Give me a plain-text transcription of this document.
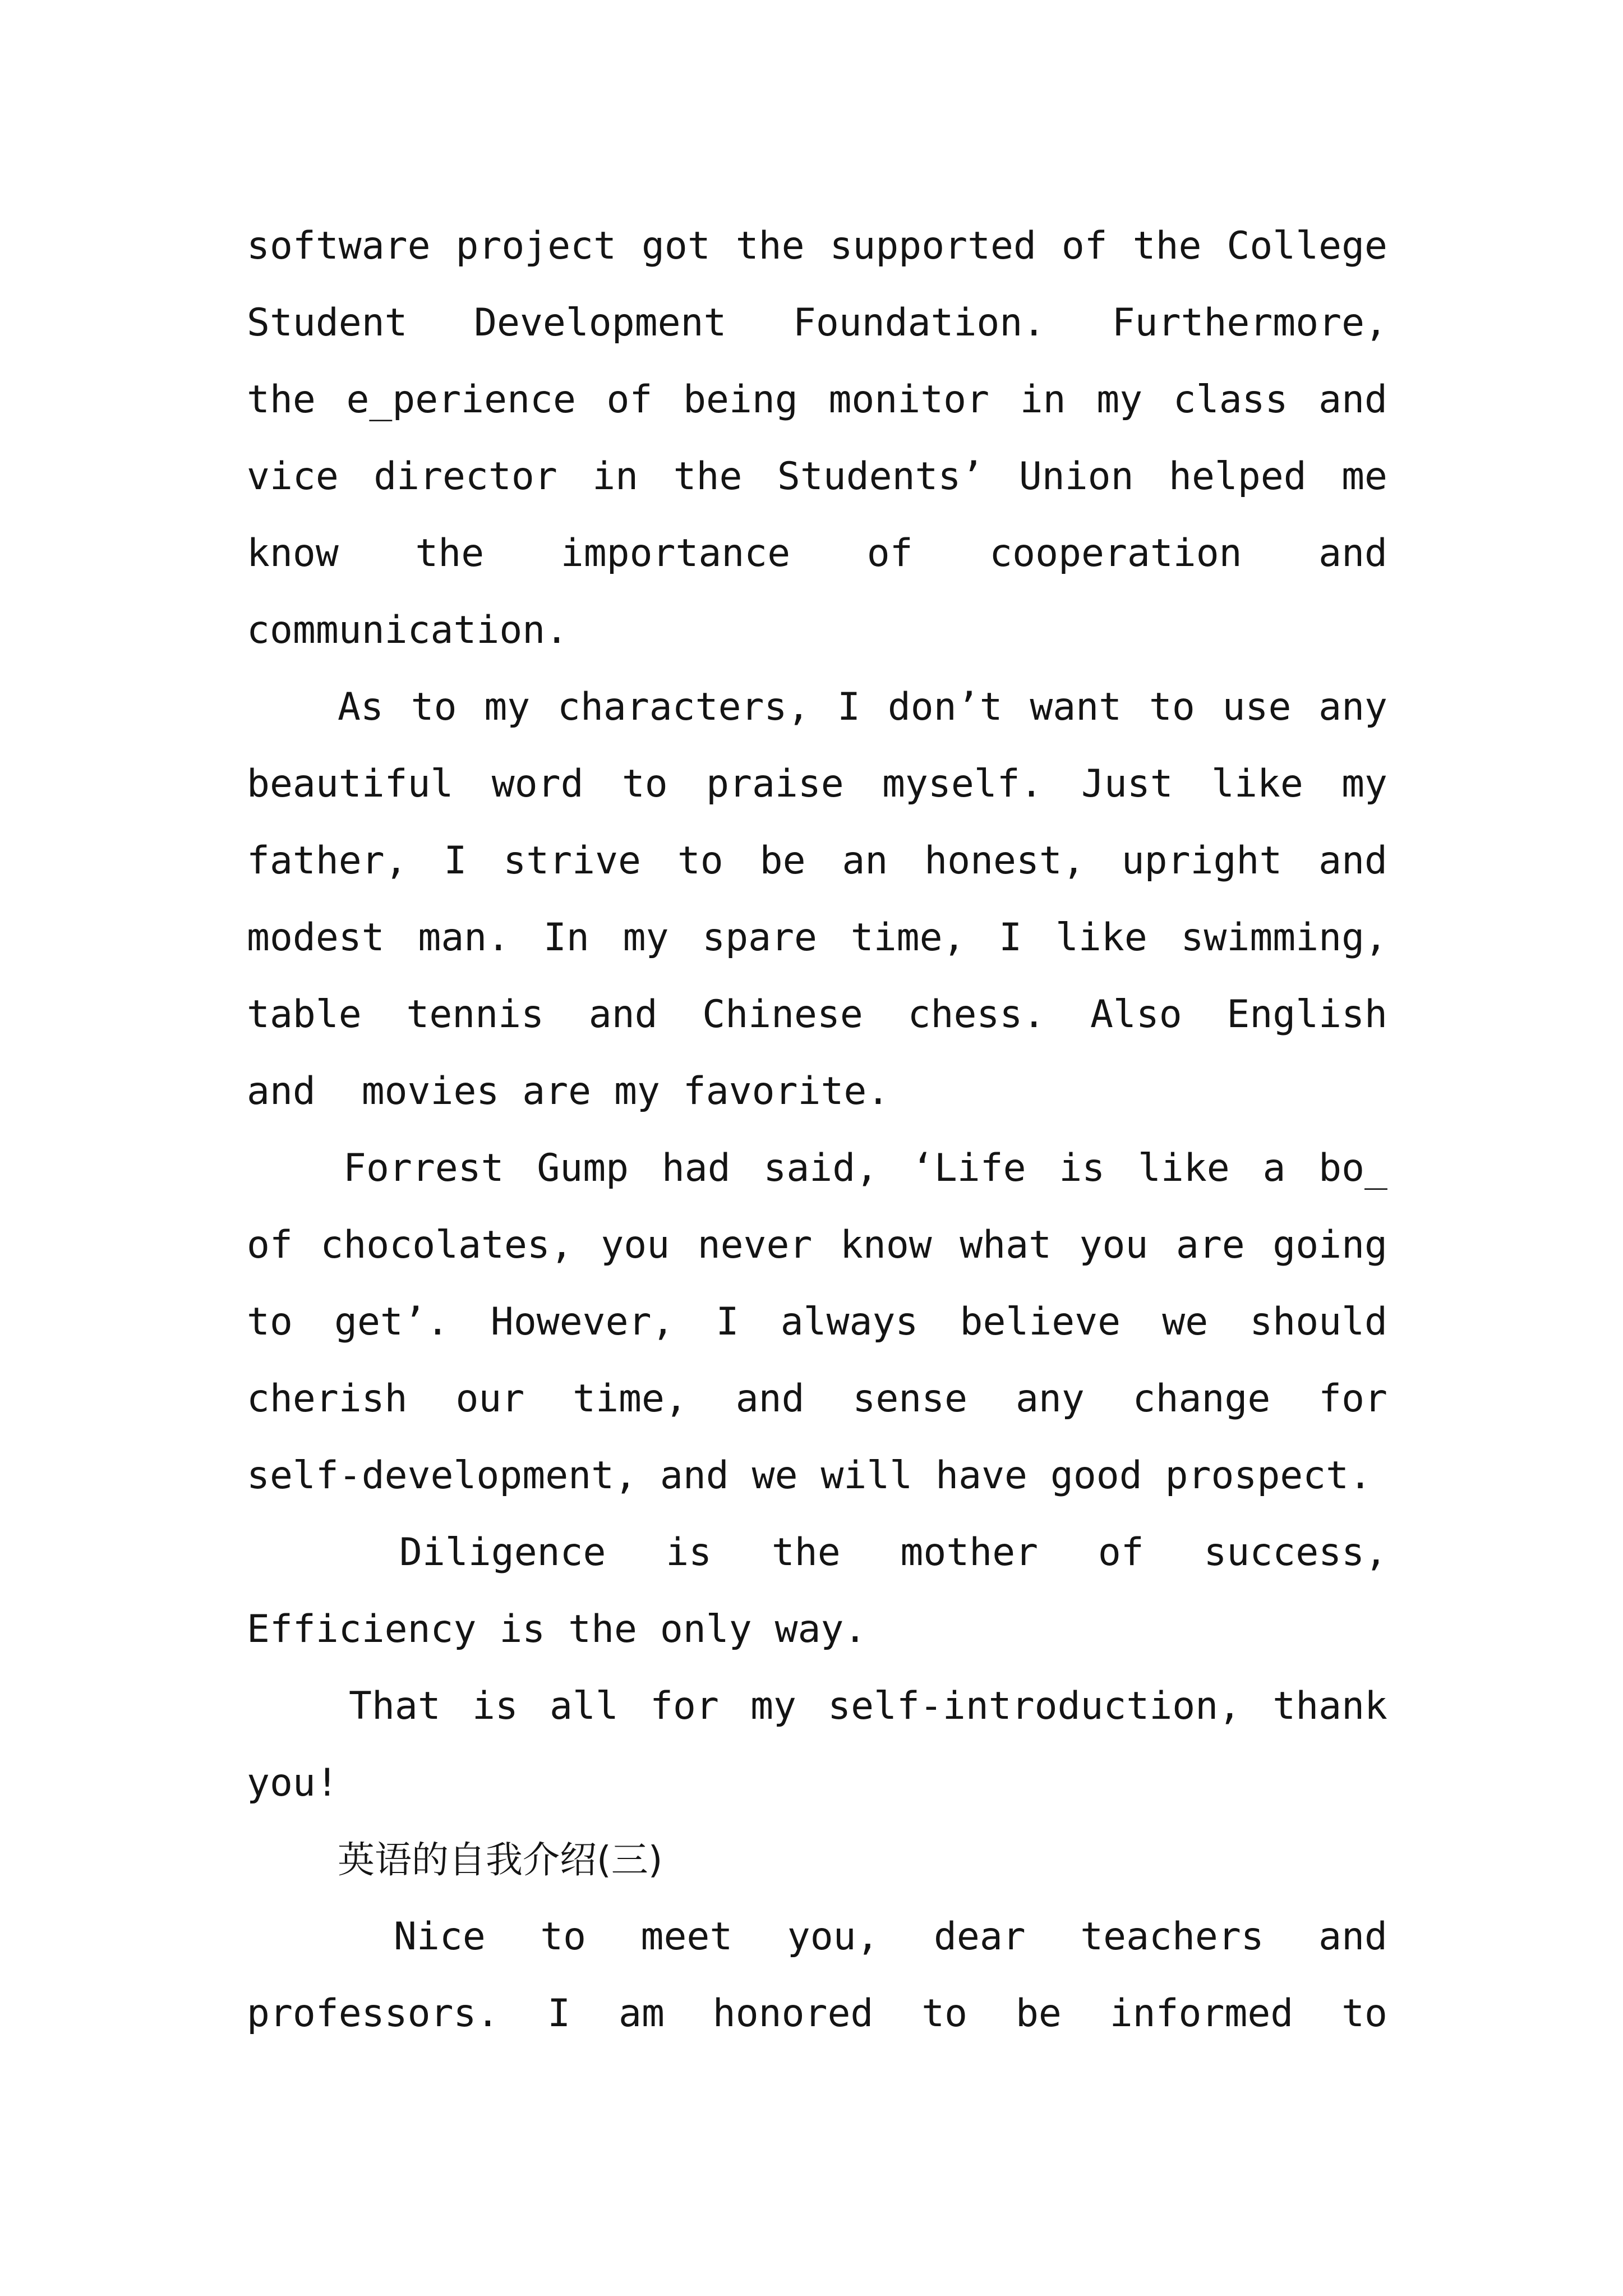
software project got the supported of the College
Student Development Foundation. Furthermore,
the e_perience of being monitor in my class and
vice director in the Students’ Union helped me
know the importance of cooperation and
communication.
As to my characters, I don’t want to use any
beautiful word to praise myself. Just like my
father, I strive to be an honest, upright and
modest man. In my spare time, I like swimming,
table tennis and Chinese chess. Also English
and  movies are my favorite.
Forrest Gump had said, ‘Life is like a bo_
of chocolates, you never know what you are going
to get’. However, I always believe we should
cherish our time, and sense any change for
self-development, and we will have good prospect.
Diligence is the mother of success,
Efficiency is the only way.
That is all for my self-introduction, thank
you!
英语的自我介绍(三)
Nice to meet you, dear teachers and
professors. I am honored to be informed to
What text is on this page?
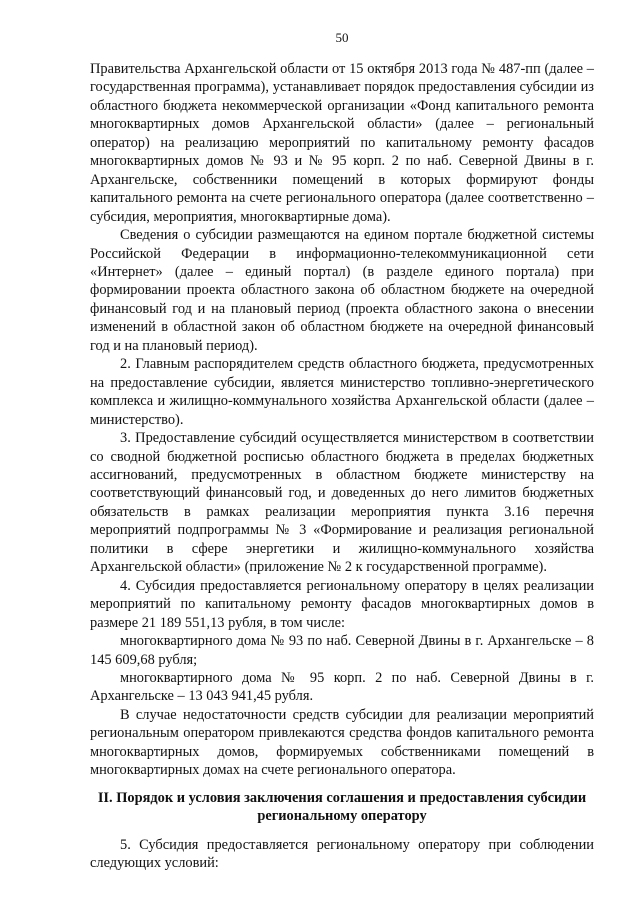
50

Правительства Архангельской области от 15 октября 2013 года № 487-пп (далее – государственная программа), устанавливает порядок предоставления субсидии из областного бюджета некоммерческой организации «Фонд капитального ремонта многоквартирных домов Архангельской области» (далее – региональный оператор) на реализацию мероприятий по капитальному ремонту фасадов многоквартирных домов № 93 и № 95 корп. 2 по наб. Северной Двины в г. Архангельске, собственники помещений в которых формируют фонды капитального ремонта на счете регионального оператора (далее соответственно – субсидия, мероприятия, многоквартирные дома).

Сведения о субсидии размещаются на едином портале бюджетной системы Российской Федерации в информационно-телекоммуникационной сети «Интернет» (далее – единый портал) (в разделе единого портала) при формировании проекта областного закона об областном бюджете на очередной финансовый год и на плановый период (проекта областного закона о внесении изменений в областной закон об областном бюджете на очередной финансовый год и на плановый период).

2. Главным распорядителем средств областного бюджета, предусмотренных на предоставление субсидии, является министерство топливно-энергетического комплекса и жилищно-коммунального хозяйства Архангельской области (далее – министерство).

3. Предоставление субсидий осуществляется министерством в соответствии со сводной бюджетной росписью областного бюджета в пределах бюджетных ассигнований, предусмотренных в областном бюджете министерству на соответствующий финансовый год, и доведенных до него лимитов бюджетных обязательств в рамках реализации мероприятия пункта 3.16 перечня мероприятий подпрограммы № 3 «Формирование и реализация региональной политики в сфере энергетики и жилищно-коммунального хозяйства Архангельской области» (приложение № 2 к государственной программе).

4. Субсидия предоставляется региональному оператору в целях реализации мероприятий по капитальному ремонту фасадов многоквартирных домов в размере 21 189 551,13 рубля, в том числе:

многоквартирного дома № 93 по наб. Северной Двины в г. Архангельске – 8 145 609,68 рубля;

многоквартирного дома № 95 корп. 2 по наб. Северной Двины в г. Архангельске – 13 043 941,45 рубля.

В случае недостаточности средств субсидии для реализации мероприятий региональным оператором привлекаются средства фондов капитального ремонта многоквартирных домов, формируемых собственниками помещений в многоквартирных домах на счете регионального оператора.

II. Порядок и условия заключения соглашения и предоставления субсидии региональному оператору

5. Субсидия предоставляется региональному оператору при соблюдении следующих условий:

**Short problem**
Copy each line from the data above that includes "предоставляется".

**Response to the exercise**
4. Субсидия предоставляется региональному оператору в целях реализации мероприятий по капитальному ремонту фасадов многоквартирных домов в размере 21 189 551,13 рубля, в том числе:
5. Субсидия предоставляется региональному оператору при соблюдении следующих условий:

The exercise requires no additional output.